● **Task requirements**
Each entry in the listing below should be restated word for word.

● **Record extracts**
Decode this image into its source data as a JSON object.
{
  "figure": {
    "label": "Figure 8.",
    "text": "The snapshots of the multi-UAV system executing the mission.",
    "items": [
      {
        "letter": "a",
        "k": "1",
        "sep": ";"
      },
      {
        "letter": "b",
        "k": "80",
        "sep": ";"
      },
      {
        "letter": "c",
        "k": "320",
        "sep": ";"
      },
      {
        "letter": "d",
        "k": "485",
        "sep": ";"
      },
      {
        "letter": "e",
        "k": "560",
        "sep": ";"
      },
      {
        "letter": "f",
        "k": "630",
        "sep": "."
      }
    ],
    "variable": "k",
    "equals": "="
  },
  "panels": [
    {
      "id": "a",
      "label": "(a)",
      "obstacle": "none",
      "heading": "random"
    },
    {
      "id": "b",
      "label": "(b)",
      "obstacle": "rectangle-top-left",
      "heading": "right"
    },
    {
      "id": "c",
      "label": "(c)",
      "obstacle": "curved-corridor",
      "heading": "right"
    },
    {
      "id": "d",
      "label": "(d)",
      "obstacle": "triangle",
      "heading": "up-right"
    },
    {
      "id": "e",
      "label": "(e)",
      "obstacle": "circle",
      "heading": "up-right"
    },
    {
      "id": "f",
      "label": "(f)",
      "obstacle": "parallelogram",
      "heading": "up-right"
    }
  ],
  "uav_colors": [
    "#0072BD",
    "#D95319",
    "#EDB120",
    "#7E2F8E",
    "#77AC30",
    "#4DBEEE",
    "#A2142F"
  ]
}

● **Result of this exercise**
Decode this image into its source data as a JSON object.
{
  "figure": {
    "label": "Figure 8.",
    "text": "The snapshots of the multi-UAV system executing the mission.",
    "items": [
      {
        "letter": "a",
        "k": "1",
        "sep": ";"
      },
      {
        "letter": "b",
        "k": "80",
        "sep": ";"
      },
      {
        "letter": "c",
        "k": "320",
        "sep": ";"
      },
      {
        "letter": "d",
        "k": "485",
        "sep": ";"
      },
      {
        "letter": "e",
        "k": "560",
        "sep": ";"
      },
      {
        "letter": "f",
        "k": "630",
        "sep": "."
      }
    ],
    "variable": "k",
    "equals": "="
  },
  "panels": [
    {
      "id": "a",
      "label": "(a)",
      "obstacle": "none",
      "heading": "random"
    },
    {
      "id": "b",
      "label": "(b)",
      "obstacle": "rectangle-top-left",
      "heading": "right"
    },
    {
      "id": "c",
      "label": "(c)",
      "obstacle": "curved-corridor",
      "heading": "right"
    },
    {
      "id": "d",
      "label": "(d)",
      "obstacle": "triangle",
      "heading": "up-right"
    },
    {
      "id": "e",
      "label": "(e)",
      "obstacle": "circle",
      "heading": "up-right"
    },
    {
      "id": "f",
      "label": "(f)",
      "obstacle": "parallelogram",
      "heading": "up-right"
    }
  ],
  "uav_colors": [
    "#0072BD",
    "#D95319",
    "#EDB120",
    "#7E2F8E",
    "#77AC30",
    "#4DBEEE",
    "#A2142F"
  ]
}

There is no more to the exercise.